▶ **WRITTEN PROBLEM**: Retype each line exactly. Skip images.
________
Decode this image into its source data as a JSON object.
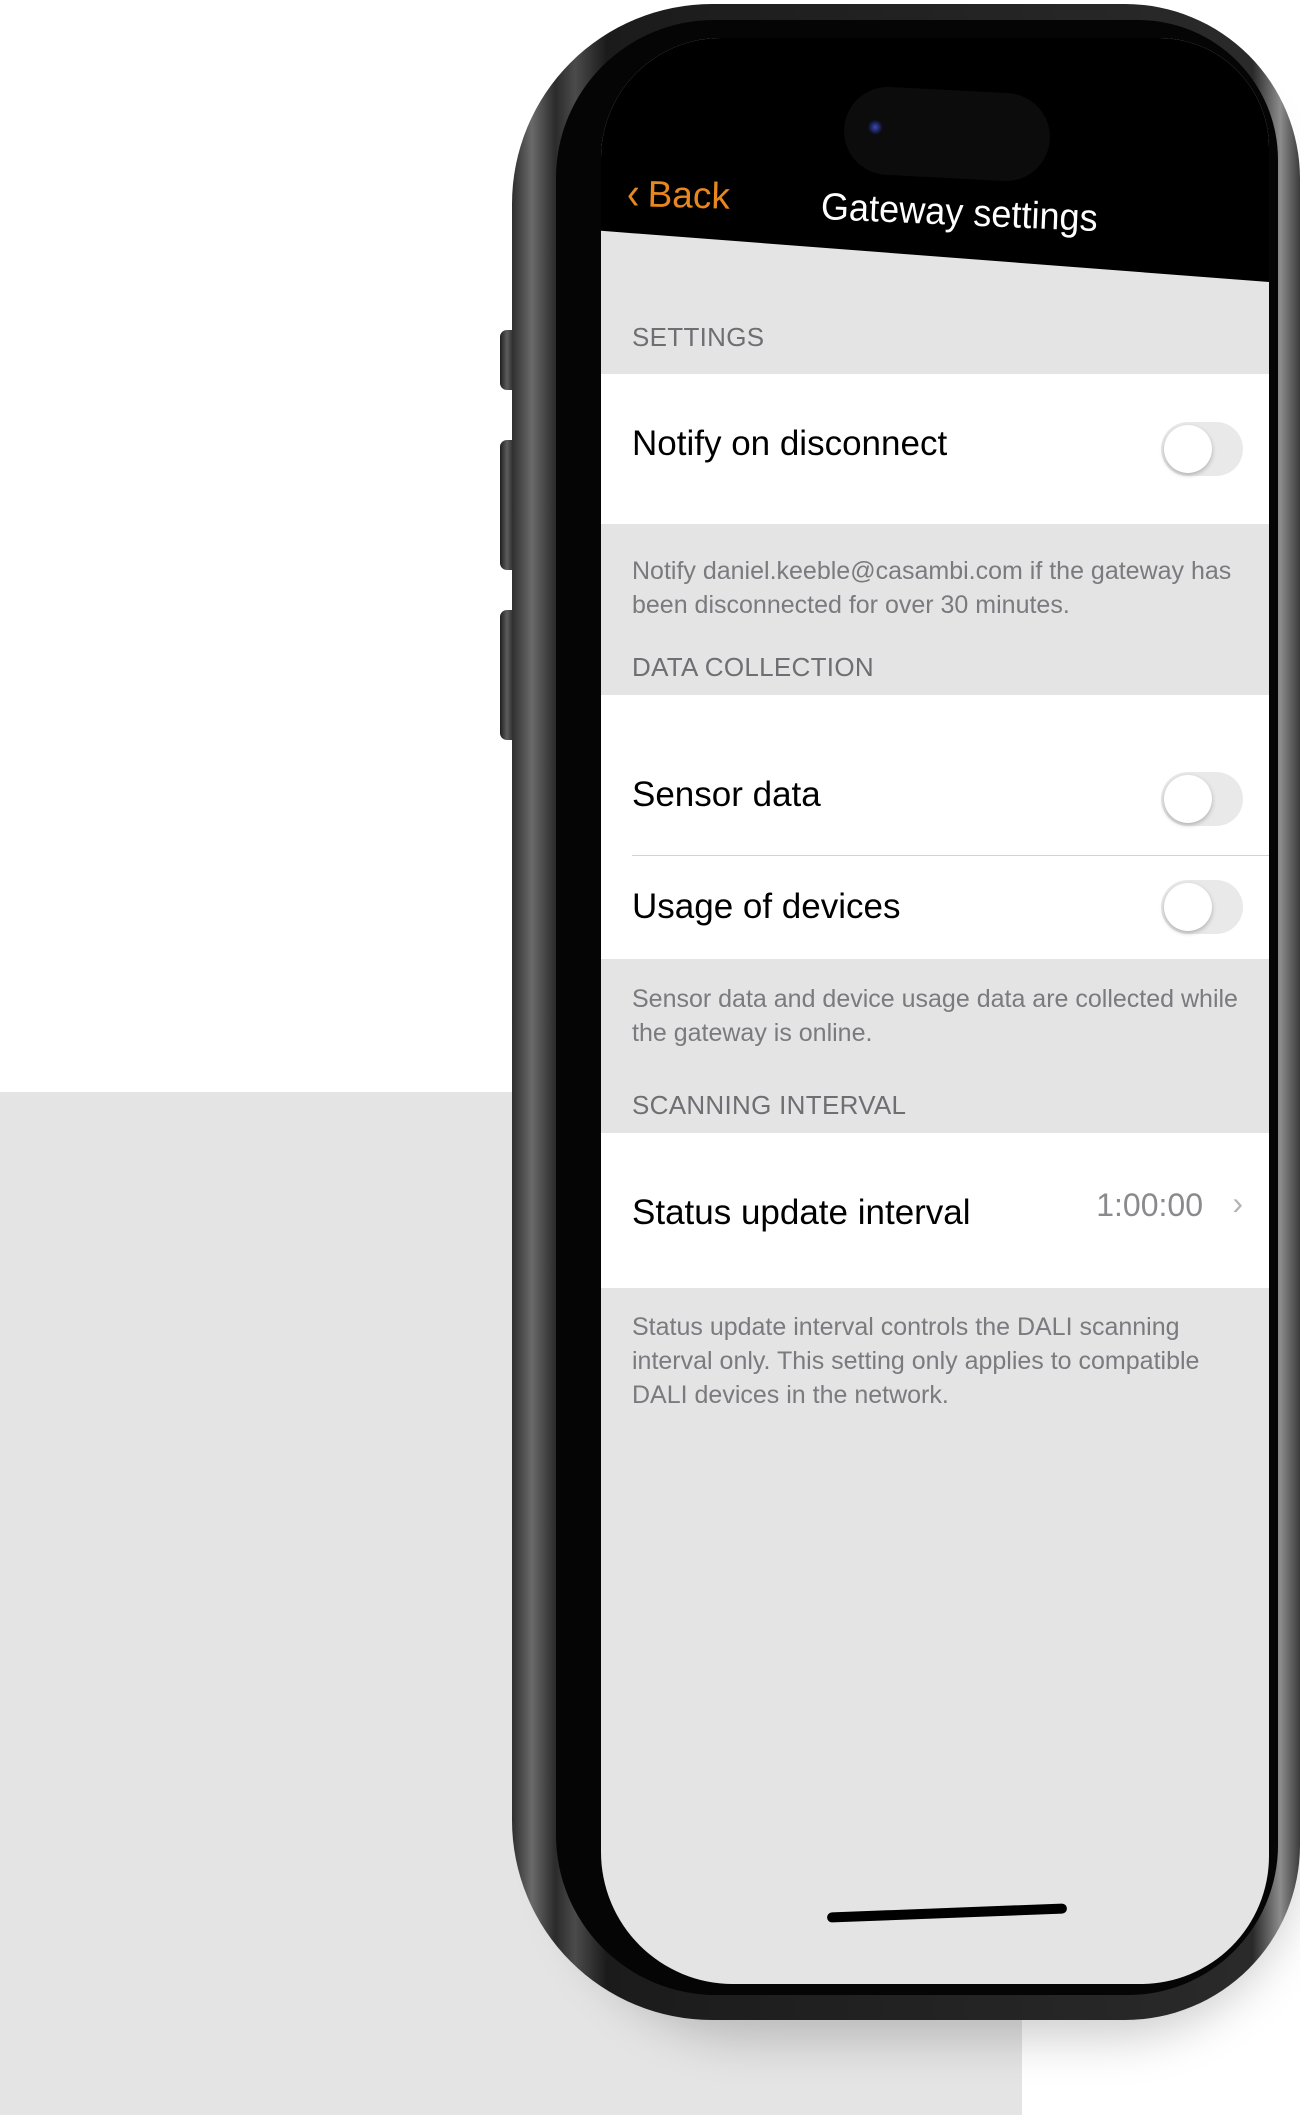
{
  "nav": {
    "back_label": "Back",
    "title": "Gateway settings"
  },
  "sections": {
    "settings": {
      "header": "SETTINGS",
      "notify_label": "Notify on disconnect",
      "notify_on": false,
      "footer": "Notify daniel.keeble@casambi.com if the gateway has been disconnected for over 30 minutes."
    },
    "data_collection": {
      "header": "DATA COLLECTION",
      "sensor_label": "Sensor data",
      "sensor_on": false,
      "usage_label": "Usage of devices",
      "usage_on": false,
      "footer": "Sensor data and device usage data are collected while the gateway is online."
    },
    "scanning_interval": {
      "header": "SCANNING INTERVAL",
      "status_label": "Status update interval",
      "status_value": "1:00:00",
      "footer": "Status update interval controls the DALI scanning interval only. This setting only applies to compatible DALI devices in the network."
    }
  },
  "colors": {
    "accent": "#e8871e",
    "grouped_background": "#e4e4e4",
    "nav_background": "#000000"
  }
}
________
▶ **CORRECT RESULT**:
Decode this image into its source data as a JSON object.
{
  "nav": {
    "back_label": "Back",
    "title": "Gateway settings"
  },
  "sections": {
    "settings": {
      "header": "SETTINGS",
      "notify_label": "Notify on disconnect",
      "notify_on": false,
      "footer": "Notify daniel.keeble@casambi.com if the gateway has been disconnected for over 30 minutes."
    },
    "data_collection": {
      "header": "DATA COLLECTION",
      "sensor_label": "Sensor data",
      "sensor_on": false,
      "usage_label": "Usage of devices",
      "usage_on": false,
      "footer": "Sensor data and device usage data are collected while the gateway is online."
    },
    "scanning_interval": {
      "header": "SCANNING INTERVAL",
      "status_label": "Status update interval",
      "status_value": "1:00:00",
      "footer": "Status update interval controls the DALI scanning interval only. This setting only applies to compatible DALI devices in the network."
    }
  },
  "colors": {
    "accent": "#e8871e",
    "grouped_background": "#e4e4e4",
    "nav_background": "#000000"
  }
}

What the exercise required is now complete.